What this task involves –
Drop the pictures from the entries below, then reproduce the rest exactly.

Exercise inputs –
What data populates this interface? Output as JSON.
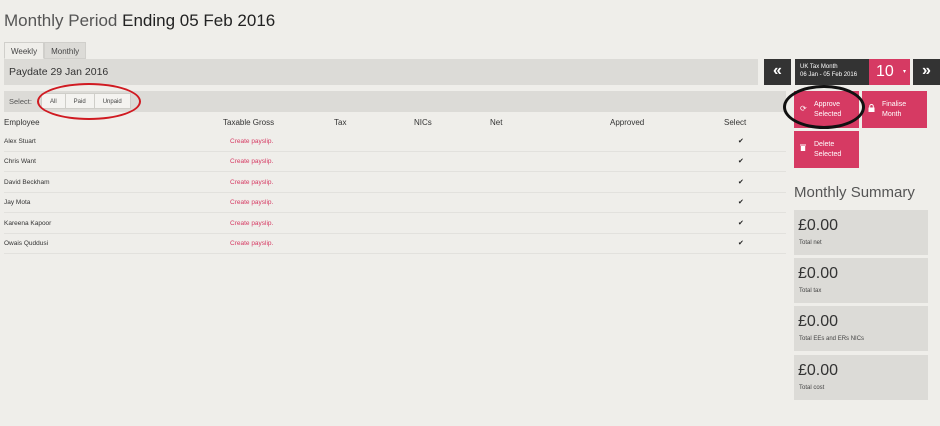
{
  "page": {
    "title_prefix": "Monthly Period",
    "title_strong": "Ending 05 Feb 2016"
  },
  "tabs": [
    {
      "label": "Weekly",
      "active": true
    },
    {
      "label": "Monthly",
      "active": false
    }
  ],
  "paydate": "Paydate 29 Jan 2016",
  "nav": {
    "prev_label": "«",
    "next_label": "»",
    "tax_month_title": "UK Tax Month",
    "tax_month_range": "06 Jan - 05 Feb 2016",
    "month_number": "10",
    "caret": "▾"
  },
  "select_bar": {
    "label": "Select:",
    "options": [
      "All",
      "Paid",
      "Unpaid"
    ]
  },
  "table": {
    "headers": {
      "employee": "Employee",
      "taxable_gross": "Taxable Gross",
      "tax": "Tax",
      "nics": "NICs",
      "net": "Net",
      "approved": "Approved",
      "select": "Select"
    },
    "rows": [
      {
        "employee": "Alex Stuart",
        "action": "Create payslip.",
        "selected": true
      },
      {
        "employee": "Chris Want",
        "action": "Create payslip.",
        "selected": true
      },
      {
        "employee": "David Beckham",
        "action": "Create payslip.",
        "selected": true
      },
      {
        "employee": "Jay Mota",
        "action": "Create payslip.",
        "selected": true
      },
      {
        "employee": "Kareena Kapoor",
        "action": "Create payslip.",
        "selected": true
      },
      {
        "employee": "Owais Quddusi",
        "action": "Create payslip.",
        "selected": true
      }
    ],
    "check_glyph": "✔"
  },
  "actions": {
    "approve_line1": "Approve",
    "approve_line2": "Selected",
    "finalise_line1": "Finalise",
    "finalise_line2": "Month",
    "delete_line1": "Delete",
    "delete_line2": "Selected"
  },
  "summary": {
    "title": "Monthly Summary",
    "cards": [
      {
        "amount": "£0.00",
        "caption": "Total net"
      },
      {
        "amount": "£0.00",
        "caption": "Total tax"
      },
      {
        "amount": "£0.00",
        "caption": "Total EEs and ERs NICs"
      },
      {
        "amount": "£0.00",
        "caption": "Total cost"
      }
    ]
  },
  "colors": {
    "accent": "#d63a63",
    "dark": "#333333",
    "background": "#efeeea",
    "panel": "#dcdbd7",
    "annotation_red": "#d01a21"
  }
}
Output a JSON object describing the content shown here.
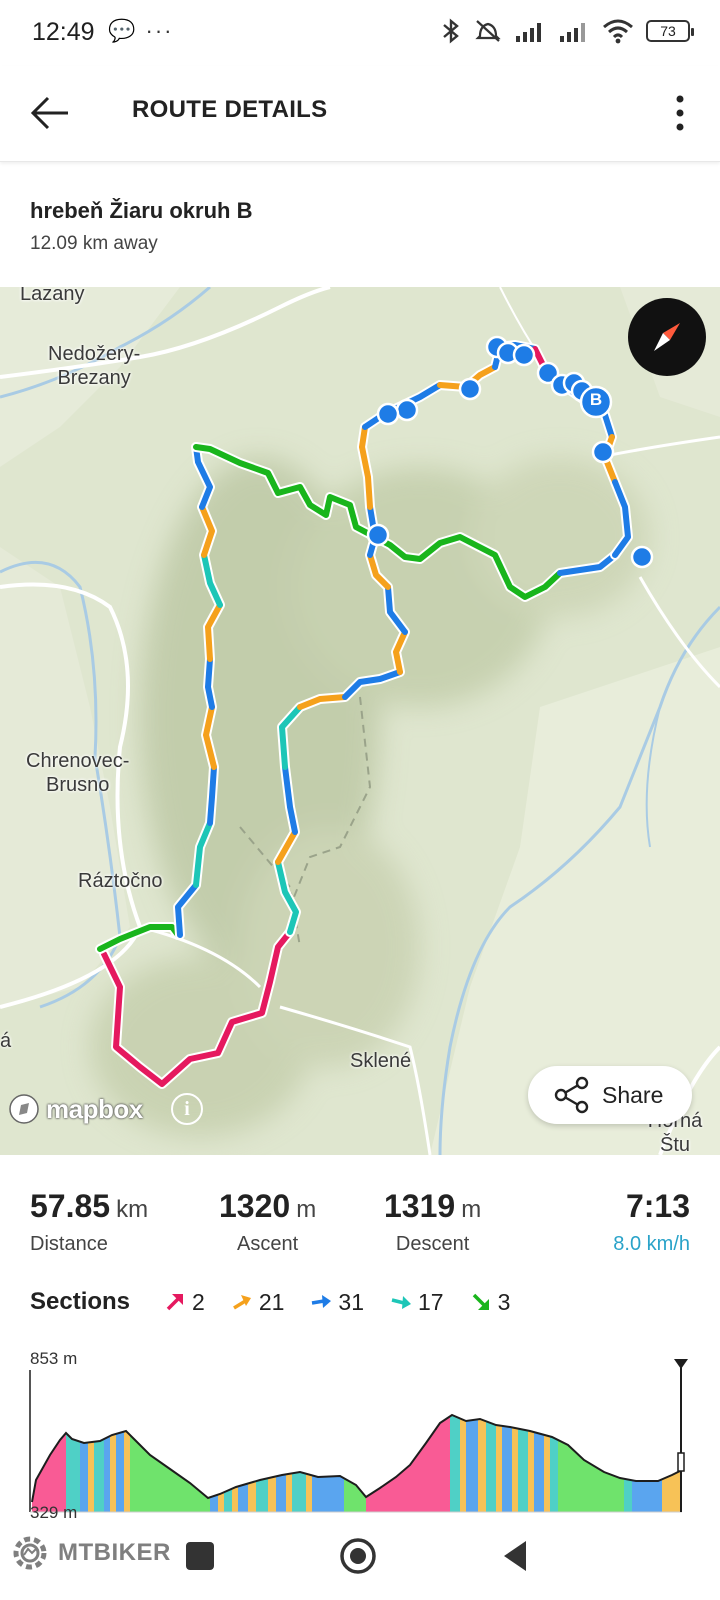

Response to this task –
What data populates this interface? Output as JSON.
{
  "page": {
    "title_prefix": "Monthly Period",
    "title_strong": "Ending 05 Feb 2016"
  },
  "tabs": [
    {
      "label": "Weekly",
      "active": true
    },
    {
      "label": "Monthly",
      "active": false
    }
  ],
  "paydate": "Paydate 29 Jan 2016",
  "nav": {
    "prev_label": "«",
    "next_label": "»",
    "tax_month_title": "UK Tax Month",
    "tax_month_range": "06 Jan - 05 Feb 2016",
    "month_number": "10",
    "caret": "▾"
  },
  "select_bar": {
    "label": "Select:",
    "options": [
      "All",
      "Paid",
      "Unpaid"
    ]
  },
  "table": {
    "headers": {
      "employee": "Employee",
      "taxable_gross": "Taxable Gross",
      "tax": "Tax",
      "nics": "NICs",
      "net": "Net",
      "approved": "Approved",
      "select": "Select"
    },
    "rows": [
      {
        "employee": "Alex Stuart",
        "action": "Create payslip.",
        "selected": true
      },
      {
        "employee": "Chris Want",
        "action": "Create payslip.",
        "selected": true
      },
      {
        "employee": "David Beckham",
        "action": "Create payslip.",
        "selected": true
      },
      {
        "employee": "Jay Mota",
        "action": "Create payslip.",
        "selected": true
      },
      {
        "employee": "Kareena Kapoor",
        "action": "Create payslip.",
        "selected": true
      },
      {
        "employee": "Owais Quddusi",
        "action": "Create payslip.",
        "selected": true
      }
    ],
    "check_glyph": "✔"
  },
  "actions": {
    "approve_line1": "Approve",
    "approve_line2": "Selected",
    "finalise_line1": "Finalise",
    "finalise_line2": "Month",
    "delete_line1": "Delete",
    "delete_line2": "Selected"
  },
  "summary": {
    "title": "Monthly Summary",
    "cards": [
      {
        "amount": "£0.00",
        "caption": "Total net"
      },
      {
        "amount": "£0.00",
        "caption": "Total tax"
      },
      {
        "amount": "£0.00",
        "caption": "Total EEs and ERs NICs"
      },
      {
        "amount": "£0.00",
        "caption": "Total cost"
      }
    ]
  },
  "colors": {
    "accent": "#d63a63",
    "dark": "#333333",
    "background": "#efeeea",
    "panel": "#dcdbd7",
    "annotation_red": "#d01a21"
  }
}
Output a JSON object describing the content shown here.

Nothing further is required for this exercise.